Collected data
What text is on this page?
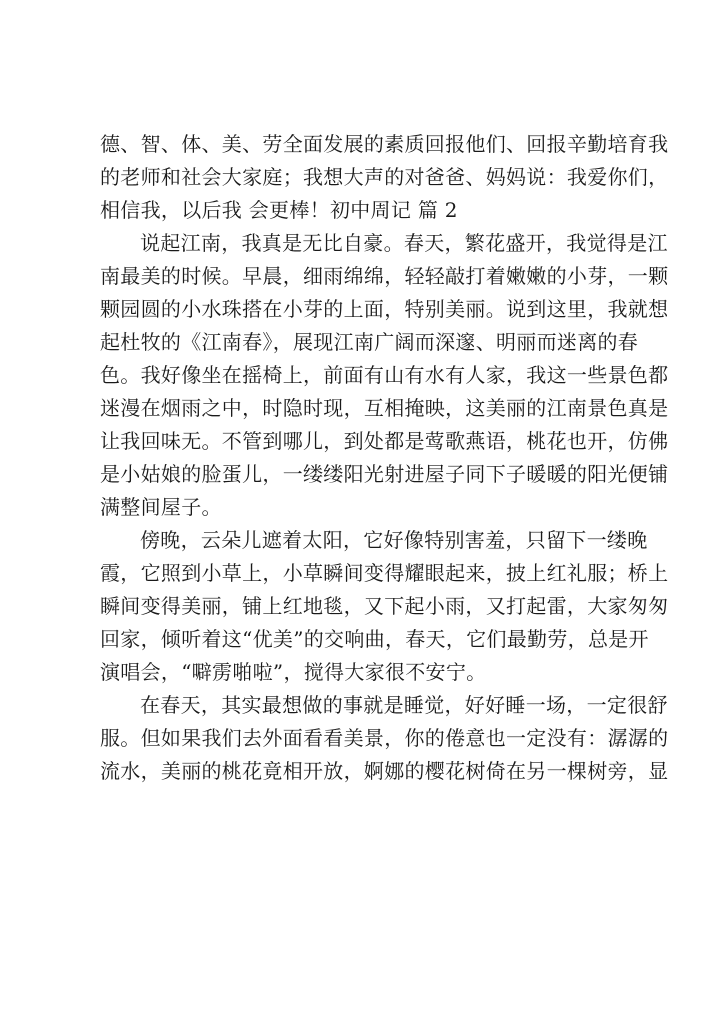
德、智、体、美、劳全面发展的素质回报他们、回报辛勤培育我
的老师和社会大家庭；我想大声的对爸爸、妈妈说：我爱你们，
相信我，以后我 会更棒！初中周记 篇 2
说起江南，我真是无比自豪。春天，繁花盛开，我觉得是江
南最美的时候。早晨，细雨绵绵，轻轻敲打着嫩嫩的小芽，一颗
颗园圆的小水珠搭在小芽的上面，特别美丽。说到这里，我就想
起杜牧的《江南春》，展现江南广阔而深邃、明丽而迷离的春
色。我好像坐在摇椅上，前面有山有水有人家，我这一些景色都
迷漫在烟雨之中，时隐时现，互相掩映，这美丽的江南景色真是
让我回味无。不管到哪儿，到处都是莺歌燕语，桃花也开，仿佛
是小姑娘的脸蛋儿，一缕缕阳光射进屋子同下子暖暖的阳光便铺
满整间屋子。
傍晚，云朵儿遮着太阳，它好像特别害羞，只留下一缕晚
霞，它照到小草上，小草瞬间变得耀眼起来，披上红礼服；桥上
瞬间变得美丽，铺上红地毯，又下起小雨，又打起雷，大家匆匆
回家，倾听着这“优美”的交响曲，春天，它们最勤劳，总是开
演唱会，“噼雳啪啦”，搅得大家很不安宁。
在春天，其实最想做的事就是睡觉，好好睡一场，一定很舒
服。但如果我们去外面看看美景，你的倦意也一定没有：潺潺的
流水，美丽的桃花竟相开放，婀娜的樱花树倚在另一棵树旁，显
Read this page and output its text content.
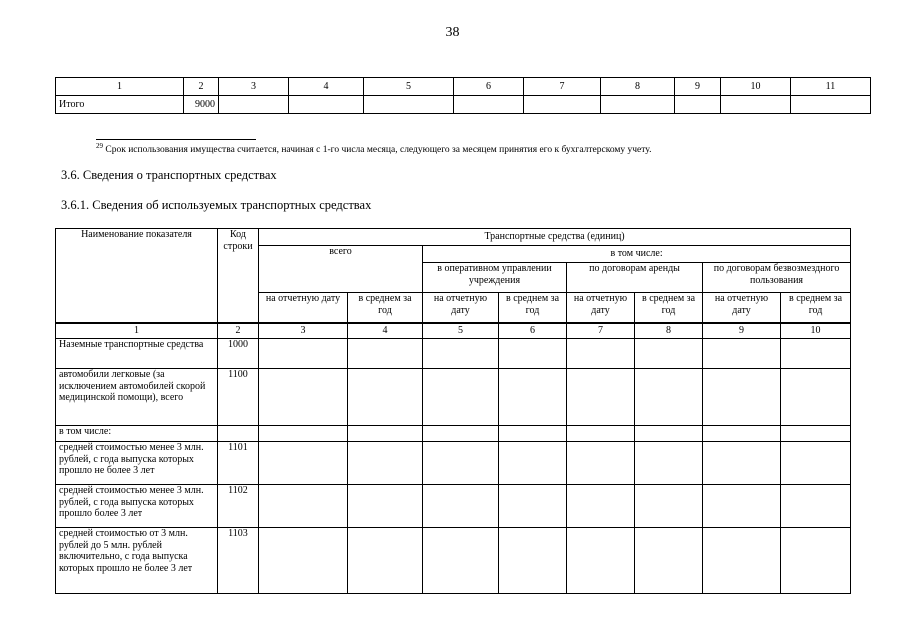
38
1	2	3	4	5	6	7	8	9	10	11
Итого	9000									
$^{29}$ Срок использования имущества считается, начиная с 1-го числа месяца, следующего за месяцем принятия его к бухгалтерскому учету.
3.6. Сведения о транспортных средствах
3.6.1. Сведения об используемых транспортных средствах
Наименование показателя	Код строки	Транспортные средства (единиц)							
		всего		в том числе:					
				в оперативном управлении учреждения		по договорам аренды		по договорам безвозмездного пользования	
		на отчетную дату	в среднем за год	на отчетную дату	в среднем за год	на отчетную дату	в среднем за год	на отчетную дату	в среднем за год
1	2	3	4	5	6	7	8	9	10
Наземные транспортные средства	1000								
автомобили легковые (за исключением автомобилей скорой медицинской помощи), всего	1100								
в том числе:									
средней стоимостью менее 3 млн. рублей, с года выпуска которых прошло не более 3 лет	1101								
средней стоимостью менее 3 млн. рублей, с года выпуска которых прошло более 3 лет	1102								
средней стоимостью от 3 млн. рублей до 5 млн. рублей включительно, с года выпуска которых прошло не более 3 лет	1103								
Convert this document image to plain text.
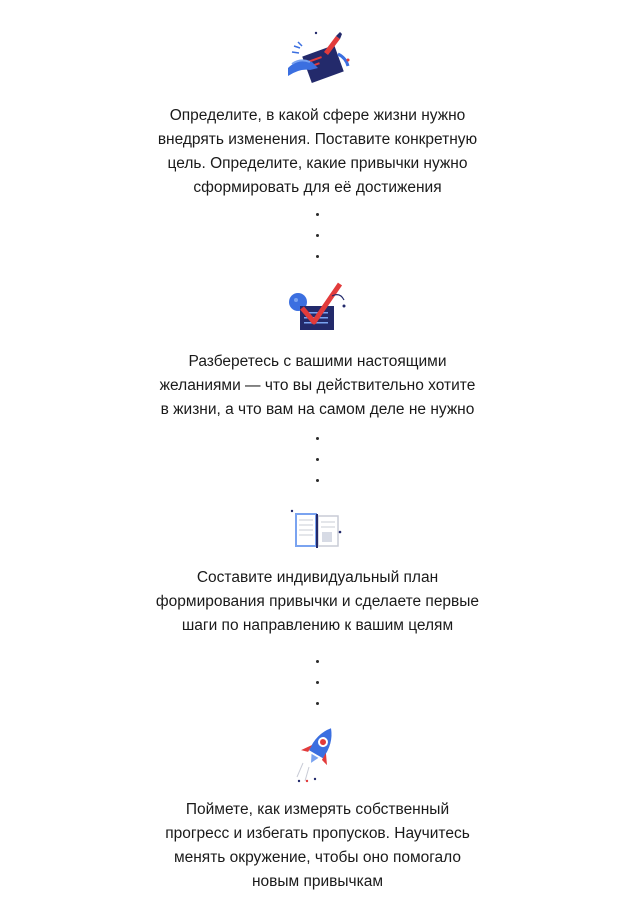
Определите, в какой сфере жизни нужно
внедрять изменения. Поставите конкретную
цель. Определите, какие привычки нужно
сформировать для её достижения
Разберетесь с вашими настоящими
желаниями — что вы действительно хотите
в жизни, а что вам на самом деле не нужно
Составите индивидуальный план
формирования привычки и сделаете первые
шаги по направлению к вашим целям
Поймете, как измерять собственный
прогресс и избегать пропусков. Научитесь
менять окружение, чтобы оно помогало
новым привычкам
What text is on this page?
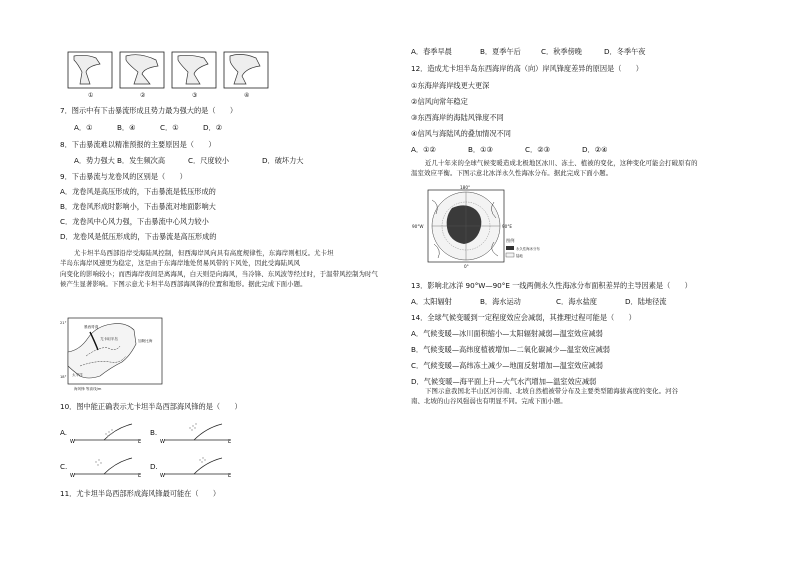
①	②	③	④
7．图示中有下击暴流形成且势力最为强大的是（　　）
A．①	B．④	C．①	D．②
8．下击暴流难以精准预报的主要原因是（　　）
A．势力强大 B．发生频次高	C．尺度较小	D．破坏力大
9．下击暴流与龙卷风的区别是（　　）
A．龙卷风是高压形成的，下击暴流是低压形成的
B．龙卷风形成时影响小，下击暴流对地面影响大
C．龙卷风中心风力强，下击暴流中心风力较小
D．龙卷风是低压形成的，下击暴流是高压形成的
尤卡坦半岛西部沿岸受海陆风控制，但西海岸风向具有高度规律性，东海岸则相反。尤卡坦
半岛东海岸风速更为稳定，这是由于东海岸地处贸易风带的下风处，因此受海陆风风
向变化的影响较小；而西海岸夜间是离海风，白天则是向海风，当冷锋、东风波等经过时，于温带风控制为时气
候产生显著影响。下图示意尤卡坦半岛西部海风锋的位置和地形。据此完成下面小题。
21°
18°
墨西哥湾
尤卡坦半岛	加勒比海
太平洋
海风锋 等高线/m
10．图中能正确表示尤卡坦半岛西部海风锋的是（　　）
A.	B.
C.	D.
W	E	W	E
W	E	W	E
11．尤卡坦半岛西部形成海风锋最可能在（　　）
A．春季早晨	B．夏季午后	C．秋季傍晚	D．冬季午夜
12．造成尤卡坦半岛东西海岸的高（向）岸风锋度差异的原因是（　　）
①东海岸海岸线更大更深
②信风向常年稳定
③东西海岸的海陆风锋度不同
④信风与海陆风的叠加情况不同
A．①②	B．①③	C．②③	D．②④
近几十年来的全球气候变暖造成北极地区冰川、冻土、植被的变化，这种变化可能会打破原有的
温室效应平衡。下图示意北冰洋永久性海冰分布。据此完成下面小题。
180°
90°W	90°E
0°
图例
永久性海冰分布
陆地
13．影响北冰洋 90°W—90°E 一线两侧永久性海冰分布面积差异的主导因素是（　　）
A．太阳辐射	B．海水运动	C．海水盐度	D．陆地径流
14．全球气候变暖到一定程度效应会减弱，其推理过程可能是（　　）
A．气候变暖—冰川面积缩小—太阳辐射减弱—温室效应减弱
B．气候变暖—高纬度植被增加—二氧化碳减少—温室效应减弱
C．气候变暖—高纬冻土减少—地面反射增加—温室效应减弱
D．气候变暖—海平面上升—大气水汽增加—温室效应减弱
下图示意我国北半山区河谷南、北坡自然植被带分布及主要类型随海拔高度的变化。河谷
南、北坡的山谷风强弱也有明显不同。完成下面小题。
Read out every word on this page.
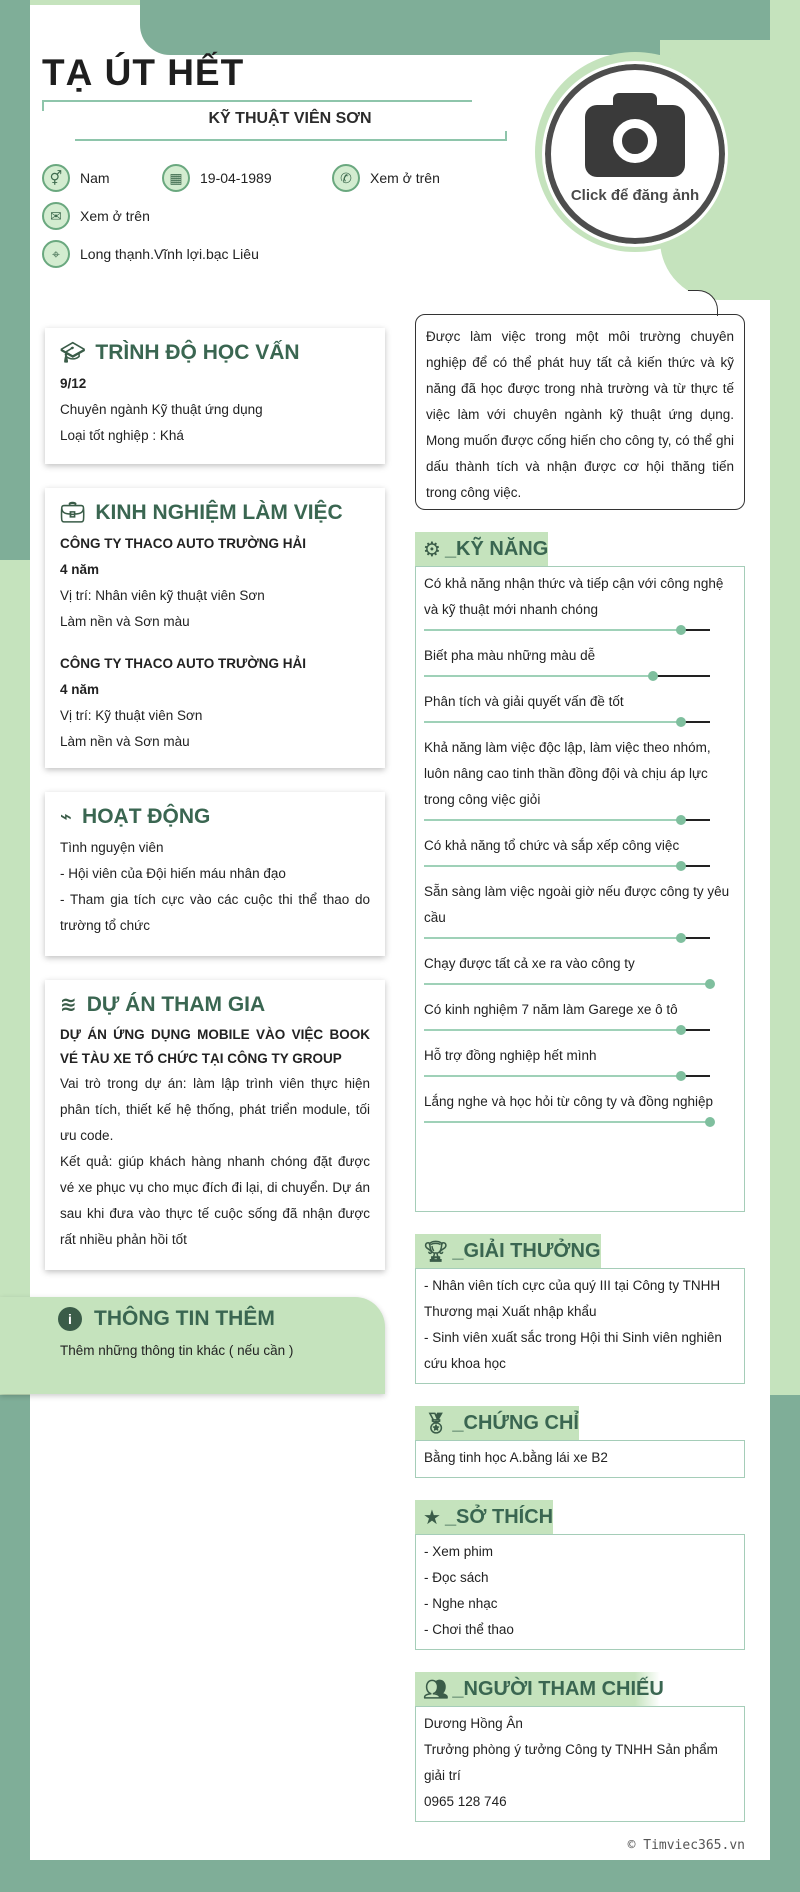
TẠ ÚT HẾT
KỸ THUẬT VIÊN SƠN
⚥	Nam	▦	19-04-1989	✆	Xem ở trên
✉	Xem ở trên
⌖	Long thạnh.Vĩnh lợi.bạc Liêu
Click để đăng ảnh
🎓︎ TRÌNH ĐỘ HỌC VẤN

9/12

Chuyên ngành Kỹ thuật ứng dụng

Loại tốt nghiệp : Khá

💼︎ KINH NGHIỆM LÀM VIỆC

CÔNG TY THACO AUTO TRƯỜNG HẢI

4 năm

Vị trí: Nhân viên kỹ thuật viên Sơn

Làm nền và Sơn màu

CÔNG TY THACO AUTO TRƯỜNG HẢI

4 năm

Vị trí: Kỹ thuật viên Sơn

Làm nền và Sơn màu

⌁ HOẠT ĐỘNG

Tình nguyện viên

- Hội viên của Đội hiến máu nhân đạo

- Tham gia tích cực vào các cuộc thi thể thao do trường tổ chức

≋ DỰ ÁN THAM GIA

DỰ ÁN ỨNG DỤNG MOBILE VÀO VIỆC BOOK VÉ TÀU XE TỔ CHỨC TẠI CÔNG TY GROUP

Vai trò trong dự án: làm lập trình viên thực hiện phân tích, thiết kế hệ thống, phát triển module, tối ưu code.

Kết quả: giúp khách hàng nhanh chóng đặt được vé xe phục vụ cho mục đích đi lại, di chuyển. Dự án sau khi đưa vào thực tế cuộc sống đã nhận được rất nhiều phản hồi tốt

i	THÔNG TIN THÊM

Thêm những thông tin khác ( nếu cần )

Được làm việc trong một môi trường chuyên nghiệp để có thể phát huy tất cả kiến thức và kỹ năng đã học được trong nhà trường và từ thực tế việc làm với chuyên ngành kỹ thuật ứng dụng. Mong muốn được cống hiến cho công ty, có thể ghi dấu thành tích và nhận được cơ hội thăng tiến trong công việc.
⚙ _KỸ NĂNG

Có khả năng nhận thức và tiếp cận với công nghệ và kỹ thuật mới nhanh chóng

Biết pha màu những màu dễ

Phân tích và giải quyết vấn đề tốt

Khả năng làm việc độc lập, làm việc theo nhóm, luôn nâng cao tinh thần đồng đội và chịu áp lực trong công việc giỏi

Có khả năng tổ chức và sắp xếp công việc

Sẵn sàng làm việc ngoài giờ nếu được công ty yêu cầu

Chạy được tất cả xe ra vào công ty

Có kinh nghiệm 7 năm làm Garege xe ô tô

Hỗ trợ đồng nghiệp hết mình

Lắng nghe và học hỏi từ công ty và đồng nghiệp

🏆︎ _GIẢI THƯỞNG

- Nhân viên tích cực của quý III tại Công ty TNHH Thương mại Xuất nhập khẩu

- Sinh viên xuất sắc trong Hội thi Sinh viên nghiên cứu khoa học

🏅︎ _CHỨNG CHỈ

Bằng tinh học A.bằng lái xe B2

★ _SỞ THÍCH

- Xem phim

- Đọc sách

- Nghe nhạc

- Chơi thể thao

👥︎ _NGƯỜI THAM CHIẾU

Dương Hồng Ân

Trưởng phòng ý tưởng Công ty TNHH Sản phẩm giải trí

0965 128 746

© Timviec365.vn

**WHAT THE EXERCISE ASKS**
Filter the entries down to the lines with the word "жизни" in them.

**EXERCISE OUTPUT**
Определите, в какой сфере жизни нужно
в жизни, а что вам на самом деле не нужно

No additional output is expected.